═════ Material

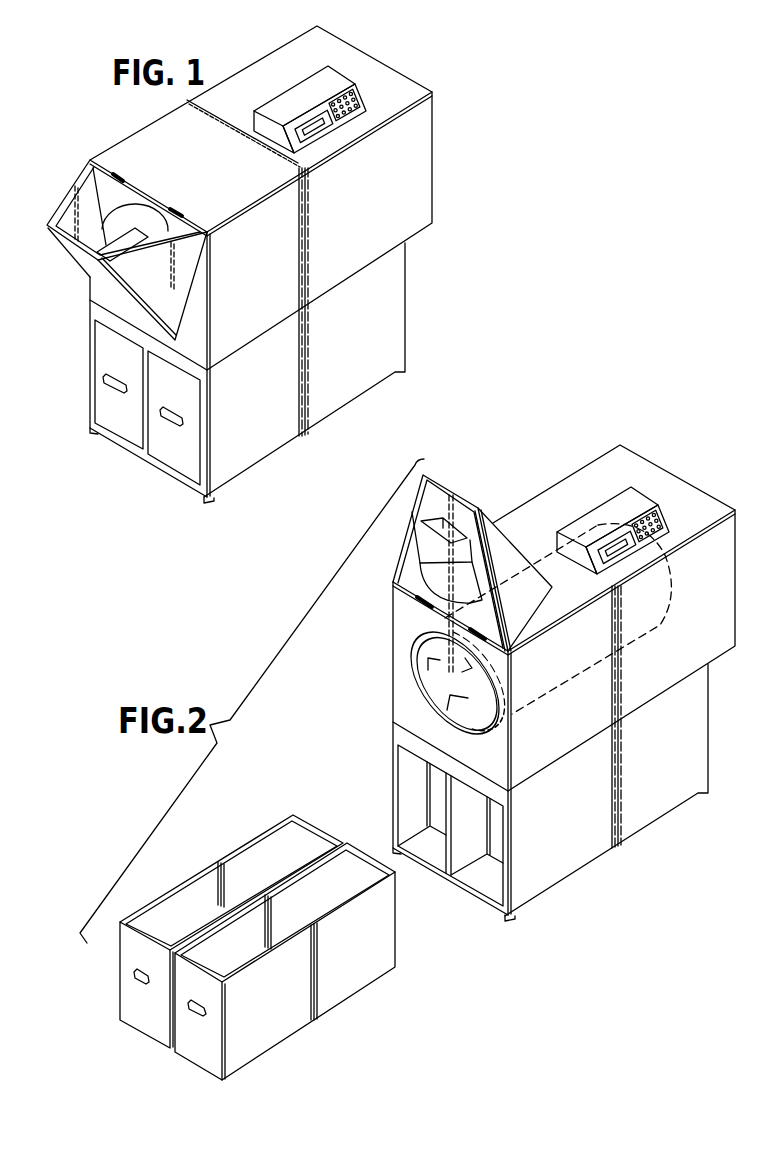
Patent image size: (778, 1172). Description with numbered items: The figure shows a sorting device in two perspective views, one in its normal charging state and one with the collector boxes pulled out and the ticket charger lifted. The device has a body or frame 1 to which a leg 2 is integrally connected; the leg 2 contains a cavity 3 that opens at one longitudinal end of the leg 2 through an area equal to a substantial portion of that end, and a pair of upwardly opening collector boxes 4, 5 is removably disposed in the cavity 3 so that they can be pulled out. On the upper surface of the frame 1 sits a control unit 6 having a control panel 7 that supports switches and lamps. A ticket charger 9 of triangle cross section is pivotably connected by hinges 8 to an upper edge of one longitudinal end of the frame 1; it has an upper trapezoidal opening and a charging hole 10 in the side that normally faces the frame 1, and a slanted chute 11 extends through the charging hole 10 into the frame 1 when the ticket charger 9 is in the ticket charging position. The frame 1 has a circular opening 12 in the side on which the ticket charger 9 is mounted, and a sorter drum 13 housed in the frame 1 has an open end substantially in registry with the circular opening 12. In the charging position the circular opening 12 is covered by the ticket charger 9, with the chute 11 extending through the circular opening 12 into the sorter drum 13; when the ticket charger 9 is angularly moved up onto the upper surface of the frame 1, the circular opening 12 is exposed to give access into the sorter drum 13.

In FIG. 1, the frame 1 is at (360, 53).
In FIG. 2, the frame 1 is at (664, 473).
In FIG. 1, the leg 2 is at (403, 313).
In FIG. 2, the leg 2 is at (707, 738).
In FIG. 1, the cavity 3 is at (103, 326).
In FIG. 2, the cavity 3 is at (474, 796).
In FIG. 1, the collector box 4 is at (172, 464).
In FIG. 2, the collector box 4 is at (200, 1063).
In FIG. 1, the collector box 5 is at (117, 433).
In FIG. 2, the collector box 5 is at (138, 1024).
In FIG. 1, the control unit 6 is at (292, 96).
In FIG. 2, the control unit 6 is at (602, 511).
In FIG. 1, the control panel 7 is at (358, 97).
In FIG. 2, the control panel 7 is at (658, 521).
In FIG. 1, the hinges 8 is at (116, 178).
In FIG. 2, the hinges 8 is at (420, 601).
In FIG. 1, the ticket charger 9 is at (70, 206).
In FIG. 2, the ticket charger 9 is at (443, 494).
In FIG. 1, the charging hole 10 is at (140, 213).
In FIG. 2, the charging hole 10 is at (476, 578).
In FIG. 1, the slanted chute 11 is at (137, 238).
In FIG. 2, the slanted chute 11 is at (441, 541).
In FIG. 2, the circular opening 12 is at (431, 705).
In FIG. 2, the sorter drum 13 is at (479, 738).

══════════

**To do**.
Please convert all of the data above into a Markdown table with the columns Row and Text, numbering each line and skipping blank lines. Leave the pictures out.

**Final answer**.
| Row | Text |
|---|---|
| 1 | Patent image size: (778, 1172). Description with numbered items: The figure shows a sorting device in two perspective views, one in its normal charging state and one with the collector boxes pulled out and the ticket charger lifted. The device has a body or frame 1 to which a leg 2 is integrally connected; the leg 2 contains a cavity 3 that opens at one longitudinal end of the leg 2 through an area equal to a substantial portion of that end, and a pair of upwardly opening collector boxes 4, 5 is removably disposed in the cavity 3 so that they can be pulled out. On the upper surface of the frame 1 sits a control unit 6 having a control panel 7 that supports switches and lamps. A ticket charger 9 of triangle cross section is pivotably connected by hinges 8 to an upper edge of one longitudinal end of the frame 1; it has an upper trapezoidal opening and a charging hole 10 in the side that normally faces the frame 1, and a slanted chute 11 extends through the charging hole 10 into the frame 1 when the ticket charger 9 is in the ticket charging position. The frame 1 has a circular opening 12 in the side on which the ticket charger 9 is mounted, and a sorter drum 13 housed in the frame 1 has an open end substantially in registry with the circular opening 12. In the charging position the circular opening 12 is covered by the ticket charger 9, with the chute 11 extending through the circular opening 12 into the sorter drum 13; when the ticket charger 9 is angularly moved up onto the upper surface of the frame 1, the circular opening 12 is exposed to give access into the sorter drum 13. |
| 2 | In FIG. 1, the frame 1 is at (360, 53). |
| 3 | In FIG. 2, the frame 1 is at (664, 473). |
| 4 | In FIG. 1, the leg 2 is at (403, 313). |
| 5 | In FIG. 2, the leg 2 is at (707, 738). |
| 6 | In FIG. 1, the cavity 3 is at (103, 326). |
| 7 | In FIG. 2, the cavity 3 is at (474, 796). |
| 8 | In FIG. 1, the collector box 4 is at (172, 464). |
| 9 | In FIG. 2, the collector box 4 is at (200, 1063). |
| 10 | In FIG. 1, the collector box 5 is at (117, 433). |
| 11 | In FIG. 2, the collector box 5 is at (138, 1024). |
| 12 | In FIG. 1, the control unit 6 is at (292, 96). |
| 13 | In FIG. 2, the control unit 6 is at (602, 511). |
| 14 | In FIG. 1, the control panel 7 is at (358, 97). |
| 15 | In FIG. 2, the control panel 7 is at (658, 521). |
| 16 | In FIG. 1, the hinges 8 is at (116, 178). |
| 17 | In FIG. 2, the hinges 8 is at (420, 601). |
| 18 | In FIG. 1, the ticket charger 9 is at (70, 206). |
| 19 | In FIG. 2, the ticket charger 9 is at (443, 494). |
| 20 | In FIG. 1, the charging hole 10 is at (140, 213). |
| 21 | In FIG. 2, the charging hole 10 is at (476, 578). |
| 22 | In FIG. 1, the slanted chute 11 is at (137, 238). |
| 23 | In FIG. 2, the slanted chute 11 is at (441, 541). |
| 24 | In FIG. 2, the circular opening 12 is at (431, 705). |
| 25 | In FIG. 2, the sorter drum 13 is at (479, 738). |